§ **EXERCISE GOAL**
Each entry below is to be given again word for word, with no pictures.

Excerpts from a figure dataset:

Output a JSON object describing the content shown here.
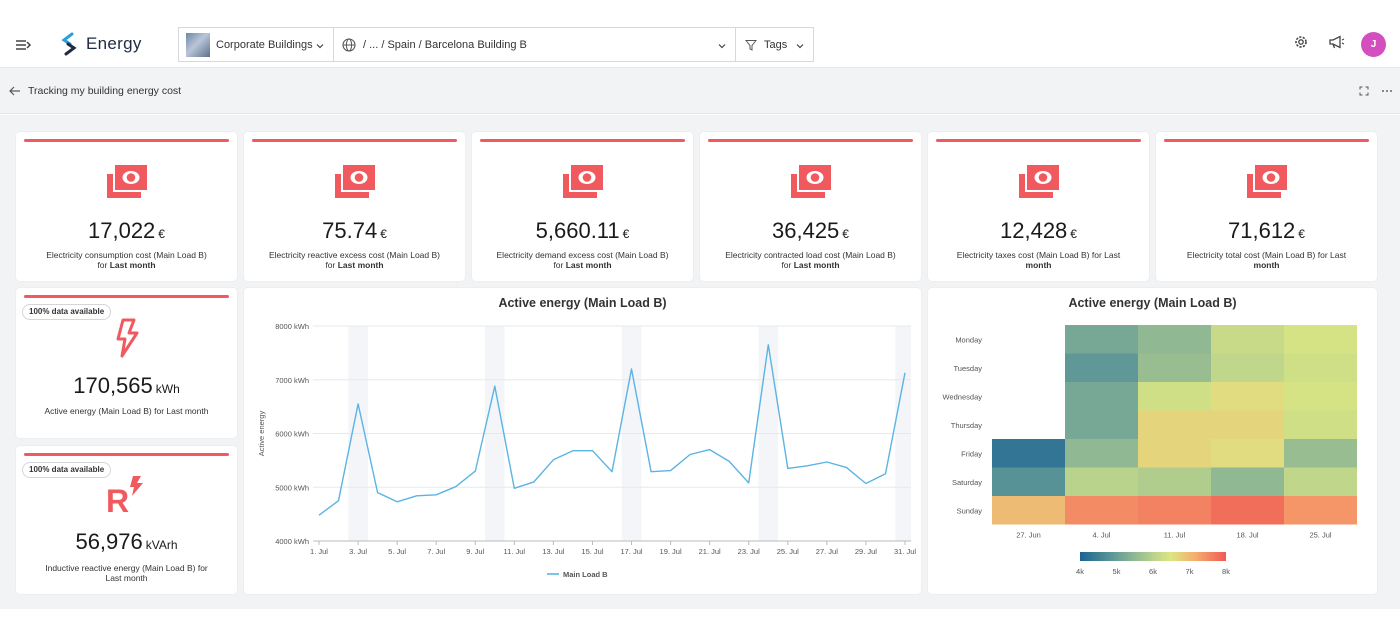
{
  "app": {
    "name": "Energy"
  },
  "header": {
    "building_selector": "Corporate Buildings",
    "path_selector": "/ ... / Spain / Barcelona Building B",
    "tags_label": "Tags",
    "avatar_initial": "J"
  },
  "subbar": {
    "title": "Tracking my building energy cost"
  },
  "kpis": [
    {
      "value": "17,022",
      "unit": "€",
      "label": "Electricity consumption cost (Main Load B)",
      "period_prefix": "for",
      "period": "Last month"
    },
    {
      "value": "75.74",
      "unit": "€",
      "label": "Electricity reactive excess cost (Main Load B)",
      "period_prefix": "for",
      "period": "Last month"
    },
    {
      "value": "5,660.11",
      "unit": "€",
      "label": "Electricity demand excess cost (Main Load B)",
      "period_prefix": "for",
      "period": "Last month"
    },
    {
      "value": "36,425",
      "unit": "€",
      "label": "Electricity contracted load cost (Main Load B)",
      "period_prefix": "for",
      "period": "Last month"
    },
    {
      "value": "12,428",
      "unit": "€",
      "label": "Electricity taxes cost (Main Load B) for Last",
      "period_prefix": "",
      "period": "month"
    },
    {
      "value": "71,612",
      "unit": "€",
      "label": "Electricity total cost (Main Load B) for Last",
      "period_prefix": "",
      "period": "month"
    }
  ],
  "energy_kpis": [
    {
      "badge": "100% data available",
      "value": "170,565",
      "unit": "kWh",
      "label": "Active energy (Main Load B) for Last month",
      "label2": ""
    },
    {
      "badge": "100% data available",
      "value": "56,976",
      "unit": "kVArh",
      "label": "Inductive reactive energy (Main Load B) for",
      "label2": "Last month"
    }
  ],
  "colors": {
    "accent": "#f05a5f",
    "line": "#5bb4e3",
    "avatar": "#d34fbf"
  },
  "icons": [
    "menu-toggle-icon",
    "energy-logo-icon",
    "building-thumbnail-icon",
    "globe-icon",
    "filter-icon",
    "gear-icon",
    "megaphone-icon",
    "back-arrow-icon",
    "expand-icon",
    "more-icon",
    "money-icon",
    "lightning-icon",
    "reactive-energy-icon"
  ],
  "chart_data": [
    {
      "type": "line",
      "title": "Active energy (Main Load B)",
      "ylabel": "Active energy",
      "xlabel": "",
      "ylim": [
        4000,
        8000
      ],
      "y_ticks": [
        "4000 kWh",
        "5000 kWh",
        "6000 kWh",
        "7000 kWh",
        "8000 kWh"
      ],
      "x_ticks": [
        "1. Jul",
        "3. Jul",
        "5. Jul",
        "7. Jul",
        "9. Jul",
        "11. Jul",
        "13. Jul",
        "15. Jul",
        "17. Jul",
        "19. Jul",
        "21. Jul",
        "23. Jul",
        "25. Jul",
        "27. Jul",
        "29. Jul",
        "31. Jul"
      ],
      "x": [
        1,
        2,
        3,
        4,
        5,
        6,
        7,
        8,
        9,
        10,
        11,
        12,
        13,
        14,
        15,
        16,
        17,
        18,
        19,
        20,
        21,
        22,
        23,
        24,
        25,
        26,
        27,
        28,
        29,
        30,
        31
      ],
      "grid": true,
      "legend": "bottom",
      "series": [
        {
          "name": "Main Load B",
          "values": [
            4480,
            4750,
            6550,
            4900,
            4730,
            4840,
            4860,
            5010,
            5300,
            6880,
            4980,
            5100,
            5510,
            5680,
            5680,
            5290,
            7200,
            5290,
            5310,
            5610,
            5700,
            5480,
            5080,
            7650,
            5350,
            5400,
            5470,
            5370,
            5070,
            5250,
            7130
          ]
        }
      ]
    },
    {
      "type": "heatmap",
      "title": "Active energy (Main Load B)",
      "rows": [
        "Monday",
        "Tuesday",
        "Wednesday",
        "Thursday",
        "Friday",
        "Saturday",
        "Sunday"
      ],
      "columns": [
        "27. Jun",
        "4. Jul",
        "11. Jul",
        "18. Jul",
        "25. Jul"
      ],
      "values": [
        [
          null,
          5200,
          5500,
          6200,
          6400
        ],
        [
          null,
          4900,
          5600,
          6100,
          6300
        ],
        [
          null,
          5200,
          6300,
          6600,
          6400
        ],
        [
          null,
          5200,
          6700,
          6700,
          6300
        ],
        [
          4300,
          5500,
          6700,
          6600,
          5600
        ],
        [
          4800,
          6000,
          5900,
          5500,
          6100
        ],
        [
          7000,
          7500,
          7600,
          7800,
          7400
        ]
      ],
      "color_scale": {
        "min": 4000,
        "max": 8000,
        "ticks": [
          "4k",
          "5k",
          "6k",
          "7k",
          "8k"
        ]
      },
      "legend": "bottom"
    }
  ]
}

§ **ANSWER**
Output a JSON object describing the content shown here.
{
  "app": {
    "name": "Energy"
  },
  "header": {
    "building_selector": "Corporate Buildings",
    "path_selector": "/ ... / Spain / Barcelona Building B",
    "tags_label": "Tags",
    "avatar_initial": "J"
  },
  "subbar": {
    "title": "Tracking my building energy cost"
  },
  "kpis": [
    {
      "value": "17,022",
      "unit": "€",
      "label": "Electricity consumption cost (Main Load B)",
      "period_prefix": "for",
      "period": "Last month"
    },
    {
      "value": "75.74",
      "unit": "€",
      "label": "Electricity reactive excess cost (Main Load B)",
      "period_prefix": "for",
      "period": "Last month"
    },
    {
      "value": "5,660.11",
      "unit": "€",
      "label": "Electricity demand excess cost (Main Load B)",
      "period_prefix": "for",
      "period": "Last month"
    },
    {
      "value": "36,425",
      "unit": "€",
      "label": "Electricity contracted load cost (Main Load B)",
      "period_prefix": "for",
      "period": "Last month"
    },
    {
      "value": "12,428",
      "unit": "€",
      "label": "Electricity taxes cost (Main Load B) for Last",
      "period_prefix": "",
      "period": "month"
    },
    {
      "value": "71,612",
      "unit": "€",
      "label": "Electricity total cost (Main Load B) for Last",
      "period_prefix": "",
      "period": "month"
    }
  ],
  "energy_kpis": [
    {
      "badge": "100% data available",
      "value": "170,565",
      "unit": "kWh",
      "label": "Active energy (Main Load B) for Last month",
      "label2": ""
    },
    {
      "badge": "100% data available",
      "value": "56,976",
      "unit": "kVArh",
      "label": "Inductive reactive energy (Main Load B) for",
      "label2": "Last month"
    }
  ],
  "colors": {
    "accent": "#f05a5f",
    "line": "#5bb4e3",
    "avatar": "#d34fbf"
  },
  "icons": [
    "menu-toggle-icon",
    "energy-logo-icon",
    "building-thumbnail-icon",
    "globe-icon",
    "filter-icon",
    "gear-icon",
    "megaphone-icon",
    "back-arrow-icon",
    "expand-icon",
    "more-icon",
    "money-icon",
    "lightning-icon",
    "reactive-energy-icon"
  ],
  "chart_data": [
    {
      "type": "line",
      "title": "Active energy (Main Load B)",
      "ylabel": "Active energy",
      "xlabel": "",
      "ylim": [
        4000,
        8000
      ],
      "y_ticks": [
        "4000 kWh",
        "5000 kWh",
        "6000 kWh",
        "7000 kWh",
        "8000 kWh"
      ],
      "x_ticks": [
        "1. Jul",
        "3. Jul",
        "5. Jul",
        "7. Jul",
        "9. Jul",
        "11. Jul",
        "13. Jul",
        "15. Jul",
        "17. Jul",
        "19. Jul",
        "21. Jul",
        "23. Jul",
        "25. Jul",
        "27. Jul",
        "29. Jul",
        "31. Jul"
      ],
      "x": [
        1,
        2,
        3,
        4,
        5,
        6,
        7,
        8,
        9,
        10,
        11,
        12,
        13,
        14,
        15,
        16,
        17,
        18,
        19,
        20,
        21,
        22,
        23,
        24,
        25,
        26,
        27,
        28,
        29,
        30,
        31
      ],
      "grid": true,
      "legend": "bottom",
      "series": [
        {
          "name": "Main Load B",
          "values": [
            4480,
            4750,
            6550,
            4900,
            4730,
            4840,
            4860,
            5010,
            5300,
            6880,
            4980,
            5100,
            5510,
            5680,
            5680,
            5290,
            7200,
            5290,
            5310,
            5610,
            5700,
            5480,
            5080,
            7650,
            5350,
            5400,
            5470,
            5370,
            5070,
            5250,
            7130
          ]
        }
      ]
    },
    {
      "type": "heatmap",
      "title": "Active energy (Main Load B)",
      "rows": [
        "Monday",
        "Tuesday",
        "Wednesday",
        "Thursday",
        "Friday",
        "Saturday",
        "Sunday"
      ],
      "columns": [
        "27. Jun",
        "4. Jul",
        "11. Jul",
        "18. Jul",
        "25. Jul"
      ],
      "values": [
        [
          null,
          5200,
          5500,
          6200,
          6400
        ],
        [
          null,
          4900,
          5600,
          6100,
          6300
        ],
        [
          null,
          5200,
          6300,
          6600,
          6400
        ],
        [
          null,
          5200,
          6700,
          6700,
          6300
        ],
        [
          4300,
          5500,
          6700,
          6600,
          5600
        ],
        [
          4800,
          6000,
          5900,
          5500,
          6100
        ],
        [
          7000,
          7500,
          7600,
          7800,
          7400
        ]
      ],
      "color_scale": {
        "min": 4000,
        "max": 8000,
        "ticks": [
          "4k",
          "5k",
          "6k",
          "7k",
          "8k"
        ]
      },
      "legend": "bottom"
    }
  ]
}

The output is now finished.